* start Selection *
5.3.2.3.4. Pullout torque method

5.3.2.3.4.1. Overview

At startup, when the motor is spinning in open loop, the rotor lags the voltage vector at an unknown angle. This is because there is more than required current to meet the load torque. In other words there is a non-zero component of the \(I_d\) current. When the current magnitude is reduced gradually the value of \(I_d\) automatically goes towards zero with \(I_q\) remaining the same until the pullout torque angle is reached. The raw reading from the QEI position counter at the instance of pullout corresponds to \(\pi/2\) plus a small load angle behind the voltage vector depending on the the direction of rotation. This reading is called ‘pullout position’ in equation 5.25. The rotor offset is calculated as

(5.25)\[\operatorname{rotor\ offset} = \tan^{-1} V_{\alpha\beta} - \operatorname{pullout\ position} - \pi/2 - \operatorname{load\ angle}.\]

The load angle is insignificant owing to very small currents (\(I_d=0\) at pullout) during no load and lower speeds.

The critical factor therefore with this approach is that the \(T_{fr}/J\) value of the mechanical parameters must be high enough to bring the motor to standstill unassisted in a few seconds approximately. If it takes several seconds other methods should be explored.

The startup sequence’s “SPIN” state (where the rotor has been accelerated to the open loop max. speed) is utilized to allow a suitable settling time to reach mechanical equilibrium, and at the end of this time, the current \(I_q\) is reduced to the point of pullout when the pullout position which is the difference between the applied commutation angle (\(\tan^{-1} V_{\alpha\beta}\)) and the raw encoder count is computed. Once the rotor offset is computed actual rotor position is computed while running as

(5.26)\[\operatorname{actual\ rotor\ position} = \operatorname{raw\ position} + \operatorname{rotor\ offset}.\]

5.3.2.3.4.2. Limitations

When the rotor is approaching the pullout offset relative to commutation angle, the electromagnetic torque is just enough to balance the load torque. Any minor disturbance or cogging effects could stall the motor beyond recovery. This requires the rotor not be subjected to any torque disturbances during measurement. This method is robust to steady frictional or viscous torques, however.
* end Selection *
* start Data shown *
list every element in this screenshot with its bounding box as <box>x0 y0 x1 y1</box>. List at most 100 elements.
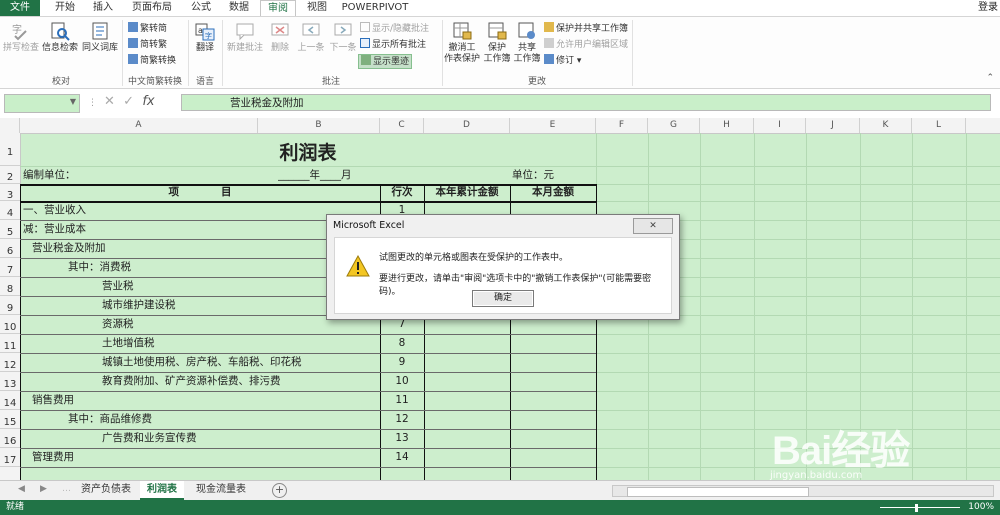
* end Data shown *
# Task goal
Please retype the passage on the pullout torque method above, between "5.3.2.3.4.2. Limitations" and "viscous torques, however.", inclusive.

# Exercise result
5.3.2.3.4.2. Limitations

When the rotor is approaching the pullout offset relative to commutation angle, the electromagnetic torque is just enough to balance the load torque. Any minor disturbance or cogging effects could stall the motor beyond recovery. This requires the rotor not be subjected to any torque disturbances during measurement. This method is robust to steady frictional or viscous torques, however.